***** Stored records *****
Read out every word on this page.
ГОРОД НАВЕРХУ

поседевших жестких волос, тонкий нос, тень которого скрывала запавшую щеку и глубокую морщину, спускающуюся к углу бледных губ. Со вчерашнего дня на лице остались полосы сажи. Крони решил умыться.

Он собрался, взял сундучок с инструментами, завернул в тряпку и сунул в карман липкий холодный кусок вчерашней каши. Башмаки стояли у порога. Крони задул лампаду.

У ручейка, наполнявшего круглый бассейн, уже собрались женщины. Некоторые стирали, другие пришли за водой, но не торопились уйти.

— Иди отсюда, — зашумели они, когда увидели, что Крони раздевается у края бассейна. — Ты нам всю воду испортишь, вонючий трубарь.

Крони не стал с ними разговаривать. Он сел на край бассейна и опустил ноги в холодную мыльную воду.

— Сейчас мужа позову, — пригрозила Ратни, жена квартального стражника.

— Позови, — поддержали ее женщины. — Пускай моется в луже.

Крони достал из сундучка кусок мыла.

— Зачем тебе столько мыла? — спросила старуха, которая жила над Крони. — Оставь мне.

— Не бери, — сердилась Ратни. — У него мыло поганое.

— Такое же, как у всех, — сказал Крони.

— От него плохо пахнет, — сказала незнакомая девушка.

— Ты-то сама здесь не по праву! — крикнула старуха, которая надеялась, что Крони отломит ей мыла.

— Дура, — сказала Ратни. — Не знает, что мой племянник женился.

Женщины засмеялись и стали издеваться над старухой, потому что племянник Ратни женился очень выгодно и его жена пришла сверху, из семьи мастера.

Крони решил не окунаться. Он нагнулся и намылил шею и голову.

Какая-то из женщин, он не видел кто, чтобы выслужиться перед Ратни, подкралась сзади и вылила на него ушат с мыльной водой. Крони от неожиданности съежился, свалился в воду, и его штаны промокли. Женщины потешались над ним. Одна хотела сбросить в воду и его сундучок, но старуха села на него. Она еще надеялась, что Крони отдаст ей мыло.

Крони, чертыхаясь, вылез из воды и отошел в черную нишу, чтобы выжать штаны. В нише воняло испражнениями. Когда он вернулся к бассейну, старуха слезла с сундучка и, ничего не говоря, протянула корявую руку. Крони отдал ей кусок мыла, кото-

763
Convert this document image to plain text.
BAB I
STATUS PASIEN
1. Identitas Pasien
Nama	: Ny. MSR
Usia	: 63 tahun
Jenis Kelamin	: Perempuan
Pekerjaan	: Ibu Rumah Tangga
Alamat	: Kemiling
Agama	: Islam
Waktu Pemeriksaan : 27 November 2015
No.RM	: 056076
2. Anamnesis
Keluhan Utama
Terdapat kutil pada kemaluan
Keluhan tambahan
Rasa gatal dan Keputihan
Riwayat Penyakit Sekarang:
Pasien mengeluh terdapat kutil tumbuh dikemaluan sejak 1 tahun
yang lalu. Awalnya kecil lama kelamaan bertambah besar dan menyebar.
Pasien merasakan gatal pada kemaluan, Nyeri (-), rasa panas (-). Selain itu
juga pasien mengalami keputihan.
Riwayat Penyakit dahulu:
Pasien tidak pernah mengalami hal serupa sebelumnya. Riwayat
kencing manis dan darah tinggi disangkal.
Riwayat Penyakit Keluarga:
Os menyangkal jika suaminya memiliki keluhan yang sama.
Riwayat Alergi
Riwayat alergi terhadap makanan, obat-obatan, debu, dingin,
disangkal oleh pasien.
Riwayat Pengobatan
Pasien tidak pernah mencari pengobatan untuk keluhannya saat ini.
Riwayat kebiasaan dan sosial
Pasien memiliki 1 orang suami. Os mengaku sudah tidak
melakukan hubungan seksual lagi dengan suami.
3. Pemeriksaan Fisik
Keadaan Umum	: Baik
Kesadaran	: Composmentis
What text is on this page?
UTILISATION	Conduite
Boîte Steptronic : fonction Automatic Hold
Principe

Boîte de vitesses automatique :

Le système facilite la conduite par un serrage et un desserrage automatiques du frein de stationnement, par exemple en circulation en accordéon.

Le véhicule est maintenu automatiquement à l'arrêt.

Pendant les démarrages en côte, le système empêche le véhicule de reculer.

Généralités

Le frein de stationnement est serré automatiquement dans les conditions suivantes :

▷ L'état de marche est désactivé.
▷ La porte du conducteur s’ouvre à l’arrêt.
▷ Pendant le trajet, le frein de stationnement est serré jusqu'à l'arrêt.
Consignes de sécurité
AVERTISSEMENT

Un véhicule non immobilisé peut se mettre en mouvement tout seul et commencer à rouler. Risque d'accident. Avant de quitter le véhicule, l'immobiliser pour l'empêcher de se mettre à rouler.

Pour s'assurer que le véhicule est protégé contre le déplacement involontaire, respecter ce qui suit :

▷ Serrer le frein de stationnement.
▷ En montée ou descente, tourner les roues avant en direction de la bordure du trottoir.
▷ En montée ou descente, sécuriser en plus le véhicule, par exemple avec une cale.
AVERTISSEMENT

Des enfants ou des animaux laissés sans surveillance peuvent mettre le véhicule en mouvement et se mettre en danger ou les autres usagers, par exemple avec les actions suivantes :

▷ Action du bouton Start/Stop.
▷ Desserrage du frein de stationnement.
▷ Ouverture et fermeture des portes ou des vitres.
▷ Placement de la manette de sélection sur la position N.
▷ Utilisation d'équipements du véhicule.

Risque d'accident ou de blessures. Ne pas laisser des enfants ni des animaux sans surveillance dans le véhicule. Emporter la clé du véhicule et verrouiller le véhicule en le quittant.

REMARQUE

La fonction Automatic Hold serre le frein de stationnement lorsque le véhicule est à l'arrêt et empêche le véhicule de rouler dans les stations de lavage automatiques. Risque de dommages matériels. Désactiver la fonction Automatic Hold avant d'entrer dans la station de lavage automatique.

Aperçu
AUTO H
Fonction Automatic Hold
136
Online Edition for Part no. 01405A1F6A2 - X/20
*****
• Exercise requirements:
Repeat the preceding lines exactly, please, every one of them.

• Reply to the task:
Read out every word on this page.
ГОРОД НАВЕРХУ

поседевших жестких волос, тонкий нос, тень которого скрывала запавшую щеку и глубокую морщину, спускающуюся к углу бледных губ. Со вчерашнего дня на лице остались полосы сажи. Крони решил умыться.

Он собрался, взял сундучок с инструментами, завернул в тряпку и сунул в карман липкий холодный кусок вчерашней каши. Башмаки стояли у порога. Крони задул лампаду.

У ручейка, наполнявшего круглый бассейн, уже собрались женщины. Некоторые стирали, другие пришли за водой, но не торопились уйти.

— Иди отсюда, — зашумели они, когда увидели, что Крони раздевается у края бассейна. — Ты нам всю воду испортишь, вонючий трубарь.

Крони не стал с ними разговаривать. Он сел на край бассейна и опустил ноги в холодную мыльную воду.

— Сейчас мужа позову, — пригрозила Ратни, жена квартального стражника.

— Позови, — поддержали ее женщины. — Пускай моется в луже.

Крони достал из сундучка кусок мыла.

— Зачем тебе столько мыла? — спросила старуха, которая жила над Крони. — Оставь мне.

— Не бери, — сердилась Ратни. — У него мыло поганое.

— Такое же, как у всех, — сказал Крони.

— От него плохо пахнет, — сказала незнакомая девушка.

— Ты-то сама здесь не по праву! — крикнула старуха, которая надеялась, что Крони отломит ей мыла.

— Дура, — сказала Ратни. — Не знает, что мой племянник женился.

Женщины засмеялись и стали издеваться над старухой, потому что племянник Ратни женился очень выгодно и его жена пришла сверху, из семьи мастера.

Крони решил не окунаться. Он нагнулся и намылил шею и голову.

Какая-то из женщин, он не видел кто, чтобы выслужиться перед Ратни, подкралась сзади и вылила на него ушат с мыльной водой. Крони от неожиданности съежился, свалился в воду, и его штаны промокли. Женщины потешались над ним. Одна хотела сбросить в воду и его сундучок, но старуха села на него. Она еще надеялась, что Крони отдаст ей мыло.

Крони, чертыхаясь, вылез из воды и отошел в черную нишу, чтобы выжать штаны. В нише воняло испражнениями. Когда он вернулся к бассейну, старуха слезла с сундучка и, ничего не говоря, протянула корявую руку. Крони отдал ей кусок мыла, кото-

763
Convert this document image to plain text.
BAB I
STATUS PASIEN
1. Identitas Pasien
Nama	: Ny. MSR
Usia	: 63 tahun
Jenis Kelamin	: Perempuan
Pekerjaan	: Ibu Rumah Tangga
Alamat	: Kemiling
Agama	: Islam
Waktu Pemeriksaan : 27 November 2015
No.RM	: 056076
2. Anamnesis
Keluhan Utama
Terdapat kutil pada kemaluan
Keluhan tambahan
Rasa gatal dan Keputihan
Riwayat Penyakit Sekarang:
Pasien mengeluh terdapat kutil tumbuh dikemaluan sejak 1 tahun
yang lalu. Awalnya kecil lama kelamaan bertambah besar dan menyebar.
Pasien merasakan gatal pada kemaluan, Nyeri (-), rasa panas (-). Selain itu
juga pasien mengalami keputihan.
Riwayat Penyakit dahulu:
Pasien tidak pernah mengalami hal serupa sebelumnya. Riwayat
kencing manis dan darah tinggi disangkal.
Riwayat Penyakit Keluarga:
Os menyangkal jika suaminya memiliki keluhan yang sama.
Riwayat Alergi
Riwayat alergi terhadap makanan, obat-obatan, debu, dingin,
disangkal oleh pasien.
Riwayat Pengobatan
Pasien tidak pernah mencari pengobatan untuk keluhannya saat ini.
Riwayat kebiasaan dan sosial
Pasien memiliki 1 orang suami. Os mengaku sudah tidak
melakukan hubungan seksual lagi dengan suami.
3. Pemeriksaan Fisik
Keadaan Umum	: Baik
Kesadaran	: Composmentis
What text is on this page?
UTILISATION	Conduite
Boîte Steptronic : fonction Automatic Hold
Principe

Boîte de vitesses automatique :

Le système facilite la conduite par un serrage et un desserrage automatiques du frein de stationnement, par exemple en circulation en accordéon.

Le véhicule est maintenu automatiquement à l'arrêt.

Pendant les démarrages en côte, le système empêche le véhicule de reculer.

Généralités

Le frein de stationnement est serré automatiquement dans les conditions suivantes :

▷ L'état de marche est désactivé.
▷ La porte du conducteur s’ouvre à l’arrêt.
▷ Pendant le trajet, le frein de stationnement est serré jusqu'à l'arrêt.
Consignes de sécurité
AVERTISSEMENT

Un véhicule non immobilisé peut se mettre en mouvement tout seul et commencer à rouler. Risque d'accident. Avant de quitter le véhicule, l'immobiliser pour l'empêcher de se mettre à rouler.

Pour s'assurer que le véhicule est protégé contre le déplacement involontaire, respecter ce qui suit :

▷ Serrer le frein de stationnement.
▷ En montée ou descente, tourner les roues avant en direction de la bordure du trottoir.
▷ En montée ou descente, sécuriser en plus le véhicule, par exemple avec une cale.
AVERTISSEMENT

Des enfants ou des animaux laissés sans surveillance peuvent mettre le véhicule en mouvement et se mettre en danger ou les autres usagers, par exemple avec les actions suivantes :

▷ Action du bouton Start/Stop.
▷ Desserrage du frein de stationnement.
▷ Ouverture et fermeture des portes ou des vitres.
▷ Placement de la manette de sélection sur la position N.
▷ Utilisation d'équipements du véhicule.

Risque d'accident ou de blessures. Ne pas laisser des enfants ni des animaux sans surveillance dans le véhicule. Emporter la clé du véhicule et verrouiller le véhicule en le quittant.

REMARQUE

La fonction Automatic Hold serre le frein de stationnement lorsque le véhicule est à l'arrêt et empêche le véhicule de rouler dans les stations de lavage automatiques. Risque de dommages matériels. Désactiver la fonction Automatic Hold avant d'entrer dans la station de lavage automatique.

Aperçu
AUTO H
Fonction Automatic Hold
136
Online Edition for Part no. 01405A1F6A2 - X/20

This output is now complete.